(Dataset records)
# # # # # # #

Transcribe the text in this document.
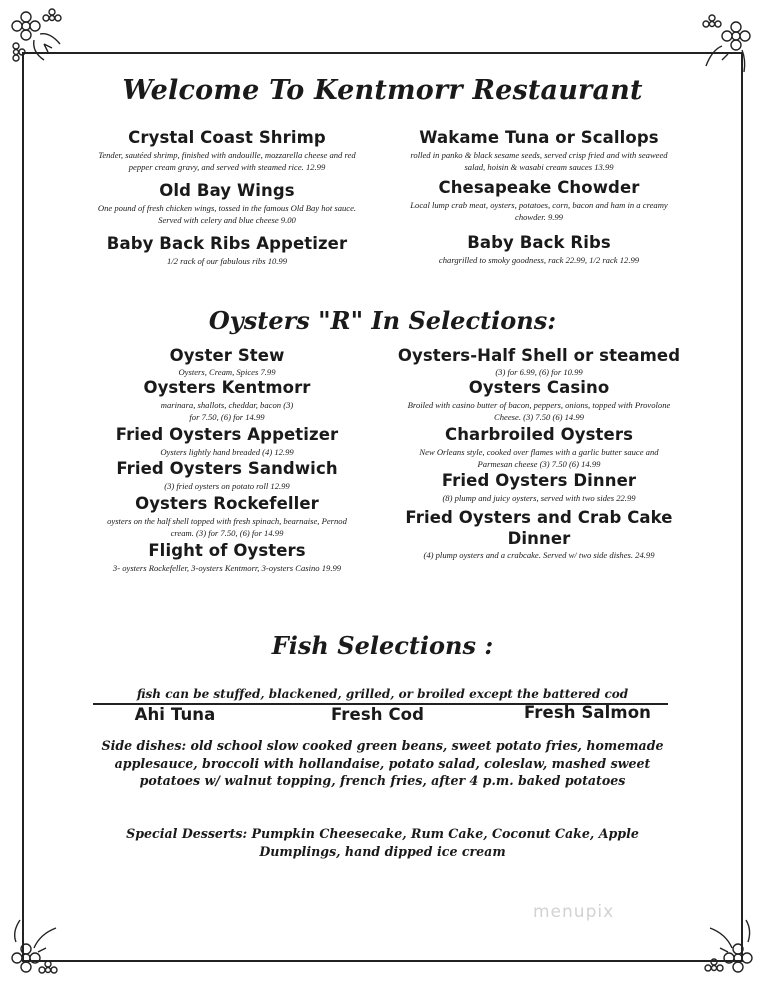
Welcome To Kentmorr Restaurant
Crystal Coast Shrimp
Tender, sautéed shrimp, finished with andouille, mozzarella cheese and red pepper cream gravy, and served with steamed rice. 12.99
Old Bay Wings
One pound of fresh chicken wings, tossed in the famous Old Bay hot sauce. Served with celery and blue cheese 9.00
Baby Back Ribs Appetizer
1/2 rack of our fabulous ribs 10.99
Wakame Tuna or Scallops
rolled in panko & black sesame seeds, served crisp fried and with seaweed salad, hoisin & wasabi cream sauces 13.99
Chesapeake Chowder
Local lump crab meat, oysters, potatoes, corn, bacon and ham in a creamy chowder. 9.99
Baby Back Ribs
chargrilled to smoky goodness, rack 22.99, 1/2 rack 12.99
Oysters "R" In Selections:
Oyster Stew
Oysters, Cream, Spices 7.99
Oysters Kentmorr
marinara, shallots, cheddar, bacon (3) for 7.50, (6) for 14.99
Fried Oysters Appetizer
Oysters lightly hand breaded (4) 12.99
Fried Oysters Sandwich
(3) fried oysters on potato roll 12.99
Oysters Rockefeller
oysters on the half shell topped with fresh spinach, bearnaise, Pernod cream. (3) for 7.50, (6) for 14.99
Flight of Oysters
3- oysters Rockefeller, 3-oysters Kentmorr, 3-oysters Casino 19.99
Oysters-Half Shell or steamed
(3) for 6.99, (6) for 10.99
Oysters Casino
Broiled with casino butter of bacon, peppers, onions, topped with Provolone Cheese. (3) 7.50 (6) 14.99
Charbroiled Oysters
New Orleans style, cooked over flames with a garlic butter sauce and Parmesan cheese (3) 7.50 (6) 14.99
Fried Oysters Dinner
(8) plump and juicy oysters, served with two sides 22.99
Fried Oysters and Crab Cake Dinner
(4) plump oysters and a crabcake. Served w/ two side dishes. 24.99
Fish Selections :
fish can be stuffed, blackened, grilled, or broiled except the battered cod
Ahi Tuna	Fresh Cod	Fresh Salmon
Side dishes: old school slow cooked green beans, sweet potato fries, homemade applesauce, broccoli with hollandaise, potato salad, coleslaw, mashed sweet potatoes w/ walnut topping, french fries, after 4 p.m. baked potatoes
Special Desserts: Pumpkin Cheesecake, Rum Cake, Coconut Cake, Apple Dumplings, hand dipped ice cream
menupix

# # # # # # #

**Given exercise**. Your copy should match the entries exactly, minus the pictures.

**Answer to this exercise**.
Transcribe the text in this document.
Welcome To Kentmorr Restaurant
Crystal Coast Shrimp
Tender, sautéed shrimp, finished with andouille, mozzarella cheese and red pepper cream gravy, and served with steamed rice. 12.99
Old Bay Wings
One pound of fresh chicken wings, tossed in the famous Old Bay hot sauce. Served with celery and blue cheese 9.00
Baby Back Ribs Appetizer
1/2 rack of our fabulous ribs 10.99
Wakame Tuna or Scallops
rolled in panko & black sesame seeds, served crisp fried and with seaweed salad, hoisin & wasabi cream sauces 13.99
Chesapeake Chowder
Local lump crab meat, oysters, potatoes, corn, bacon and ham in a creamy chowder. 9.99
Baby Back Ribs
chargrilled to smoky goodness, rack 22.99, 1/2 rack 12.99
Oysters "R" In Selections:
Oyster Stew
Oysters, Cream, Spices 7.99
Oysters Kentmorr
marinara, shallots, cheddar, bacon (3) for 7.50, (6) for 14.99
Fried Oysters Appetizer
Oysters lightly hand breaded (4) 12.99
Fried Oysters Sandwich
(3) fried oysters on potato roll 12.99
Oysters Rockefeller
oysters on the half shell topped with fresh spinach, bearnaise, Pernod cream. (3) for 7.50, (6) for 14.99
Flight of Oysters
3- oysters Rockefeller, 3-oysters Kentmorr, 3-oysters Casino 19.99
Oysters-Half Shell or steamed
(3) for 6.99, (6) for 10.99
Oysters Casino
Broiled with casino butter of bacon, peppers, onions, topped with Provolone Cheese. (3) 7.50 (6) 14.99
Charbroiled Oysters
New Orleans style, cooked over flames with a garlic butter sauce and Parmesan cheese (3) 7.50 (6) 14.99
Fried Oysters Dinner
(8) plump and juicy oysters, served with two sides 22.99
Fried Oysters and Crab Cake Dinner
(4) plump oysters and a crabcake. Served w/ two side dishes. 24.99
Fish Selections :
fish can be stuffed, blackened, grilled, or broiled except the battered cod
Ahi Tuna	Fresh Cod	Fresh Salmon
Side dishes: old school slow cooked green beans, sweet potato fries, homemade applesauce, broccoli with hollandaise, potato salad, coleslaw, mashed sweet potatoes w/ walnut topping, french fries, after 4 p.m. baked potatoes
Special Desserts: Pumpkin Cheesecake, Rum Cake, Coconut Cake, Apple Dumplings, hand dipped ice cream
menupix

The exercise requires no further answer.